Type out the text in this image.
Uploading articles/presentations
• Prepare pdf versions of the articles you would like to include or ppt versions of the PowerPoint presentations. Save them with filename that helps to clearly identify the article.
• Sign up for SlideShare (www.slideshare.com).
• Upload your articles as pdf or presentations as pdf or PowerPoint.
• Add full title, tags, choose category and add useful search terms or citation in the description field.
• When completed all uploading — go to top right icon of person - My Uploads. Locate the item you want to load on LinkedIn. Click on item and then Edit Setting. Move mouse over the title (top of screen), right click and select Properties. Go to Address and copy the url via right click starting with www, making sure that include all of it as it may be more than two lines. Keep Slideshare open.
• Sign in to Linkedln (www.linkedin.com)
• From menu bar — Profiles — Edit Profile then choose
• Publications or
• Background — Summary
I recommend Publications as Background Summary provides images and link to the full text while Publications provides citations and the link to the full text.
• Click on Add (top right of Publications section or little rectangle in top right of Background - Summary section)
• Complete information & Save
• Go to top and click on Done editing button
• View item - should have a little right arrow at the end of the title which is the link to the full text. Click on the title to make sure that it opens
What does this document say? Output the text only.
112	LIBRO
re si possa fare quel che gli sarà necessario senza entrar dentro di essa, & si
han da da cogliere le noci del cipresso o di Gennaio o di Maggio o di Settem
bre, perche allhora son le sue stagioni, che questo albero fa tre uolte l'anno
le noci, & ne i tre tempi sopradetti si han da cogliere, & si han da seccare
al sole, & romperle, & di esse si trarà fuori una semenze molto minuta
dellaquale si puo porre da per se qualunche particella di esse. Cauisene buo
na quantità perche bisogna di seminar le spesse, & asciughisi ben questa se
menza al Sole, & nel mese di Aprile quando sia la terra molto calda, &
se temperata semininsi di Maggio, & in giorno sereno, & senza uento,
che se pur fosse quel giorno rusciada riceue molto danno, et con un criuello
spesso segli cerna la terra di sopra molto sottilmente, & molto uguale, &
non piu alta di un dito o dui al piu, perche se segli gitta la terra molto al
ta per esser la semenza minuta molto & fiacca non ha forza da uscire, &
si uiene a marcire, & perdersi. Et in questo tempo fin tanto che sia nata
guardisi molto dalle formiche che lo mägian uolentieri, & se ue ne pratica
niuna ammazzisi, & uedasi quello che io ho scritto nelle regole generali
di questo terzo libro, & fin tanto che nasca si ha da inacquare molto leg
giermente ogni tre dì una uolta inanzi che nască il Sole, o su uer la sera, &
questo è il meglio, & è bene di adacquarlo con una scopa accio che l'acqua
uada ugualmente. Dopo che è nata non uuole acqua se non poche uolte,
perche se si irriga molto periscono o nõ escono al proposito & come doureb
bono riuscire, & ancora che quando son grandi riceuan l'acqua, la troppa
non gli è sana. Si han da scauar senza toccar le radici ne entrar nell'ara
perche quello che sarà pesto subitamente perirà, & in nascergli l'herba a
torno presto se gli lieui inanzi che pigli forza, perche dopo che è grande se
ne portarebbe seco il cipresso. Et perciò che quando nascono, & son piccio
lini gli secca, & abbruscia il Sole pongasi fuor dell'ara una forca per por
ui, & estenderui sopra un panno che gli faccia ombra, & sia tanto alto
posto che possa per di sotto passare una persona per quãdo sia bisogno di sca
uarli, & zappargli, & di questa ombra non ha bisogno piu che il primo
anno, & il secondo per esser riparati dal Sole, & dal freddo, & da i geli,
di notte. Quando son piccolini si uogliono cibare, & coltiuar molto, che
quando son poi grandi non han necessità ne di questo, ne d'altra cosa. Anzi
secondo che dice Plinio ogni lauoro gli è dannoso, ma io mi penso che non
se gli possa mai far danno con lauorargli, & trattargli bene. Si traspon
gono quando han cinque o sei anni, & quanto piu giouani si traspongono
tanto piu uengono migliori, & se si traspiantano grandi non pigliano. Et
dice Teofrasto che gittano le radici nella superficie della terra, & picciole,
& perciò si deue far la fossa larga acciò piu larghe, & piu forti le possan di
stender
══════
*PROBLEM TO SOLVE*.
Transcribe each record exactly. Leave nothing out.

*EXERCISE RESPONSE*.
Type out the text in this image.
Uploading articles/presentations
• Prepare pdf versions of the articles you would like to include or ppt versions of the PowerPoint presentations. Save them with filename that helps to clearly identify the article.
• Sign up for SlideShare (www.slideshare.com).
• Upload your articles as pdf or presentations as pdf or PowerPoint.
• Add full title, tags, choose category and add useful search terms or citation in the description field.
• When completed all uploading — go to top right icon of person - My Uploads. Locate the item you want to load on LinkedIn. Click on item and then Edit Setting. Move mouse over the title (top of screen), right click and select Properties. Go to Address and copy the url via right click starting with www, making sure that include all of it as it may be more than two lines. Keep Slideshare open.
• Sign in to Linkedln (www.linkedin.com)
• From menu bar — Profiles — Edit Profile then choose
• Publications or
• Background — Summary
I recommend Publications as Background Summary provides images and link to the full text while Publications provides citations and the link to the full text.
• Click on Add (top right of Publications section or little rectangle in top right of Background - Summary section)
• Complete information & Save
• Go to top and click on Done editing button
• View item - should have a little right arrow at the end of the title which is the link to the full text. Click on the title to make sure that it opens
What does this document say? Output the text only.
112	LIBRO
re si possa fare quel che gli sarà necessario senza entrar dentro di essa, & si
han da da cogliere le noci del cipresso o di Gennaio o di Maggio o di Settem
bre, perche allhora son le sue stagioni, che questo albero fa tre uolte l'anno
le noci, & ne i tre tempi sopradetti si han da cogliere, & si han da seccare
al sole, & romperle, & di esse si trarà fuori una semenze molto minuta
dellaquale si puo porre da per se qualunche particella di esse. Cauisene buo
na quantità perche bisogna di seminar le spesse, & asciughisi ben questa se
menza al Sole, & nel mese di Aprile quando sia la terra molto calda, &
se temperata semininsi di Maggio, & in giorno sereno, & senza uento,
che se pur fosse quel giorno rusciada riceue molto danno, et con un criuello
spesso segli cerna la terra di sopra molto sottilmente, & molto uguale, &
non piu alta di un dito o dui al piu, perche se segli gitta la terra molto al
ta per esser la semenza minuta molto & fiacca non ha forza da uscire, &
si uiene a marcire, & perdersi. Et in questo tempo fin tanto che sia nata
guardisi molto dalle formiche che lo mägian uolentieri, & se ue ne pratica
niuna ammazzisi, & uedasi quello che io ho scritto nelle regole generali
di questo terzo libro, & fin tanto che nasca si ha da inacquare molto leg
giermente ogni tre dì una uolta inanzi che nască il Sole, o su uer la sera, &
questo è il meglio, & è bene di adacquarlo con una scopa accio che l'acqua
uada ugualmente. Dopo che è nata non uuole acqua se non poche uolte,
perche se si irriga molto periscono o nõ escono al proposito & come doureb
bono riuscire, & ancora che quando son grandi riceuan l'acqua, la troppa
non gli è sana. Si han da scauar senza toccar le radici ne entrar nell'ara
perche quello che sarà pesto subitamente perirà, & in nascergli l'herba a
torno presto se gli lieui inanzi che pigli forza, perche dopo che è grande se
ne portarebbe seco il cipresso. Et perciò che quando nascono, & son piccio
lini gli secca, & abbruscia il Sole pongasi fuor dell'ara una forca per por
ui, & estenderui sopra un panno che gli faccia ombra, & sia tanto alto
posto che possa per di sotto passare una persona per quãdo sia bisogno di sca
uarli, & zappargli, & di questa ombra non ha bisogno piu che il primo
anno, & il secondo per esser riparati dal Sole, & dal freddo, & da i geli,
di notte. Quando son piccolini si uogliono cibare, & coltiuar molto, che
quando son poi grandi non han necessità ne di questo, ne d'altra cosa. Anzi
secondo che dice Plinio ogni lauoro gli è dannoso, ma io mi penso che non
se gli possa mai far danno con lauorargli, & trattargli bene. Si traspon
gono quando han cinque o sei anni, & quanto piu giouani si traspongono
tanto piu uengono migliori, & se si traspiantano grandi non pigliano. Et
dice Teofrasto che gittano le radici nella superficie della terra, & picciole,
& perciò si deue far la fossa larga acciò piu larghe, & piu forti le possan di
stender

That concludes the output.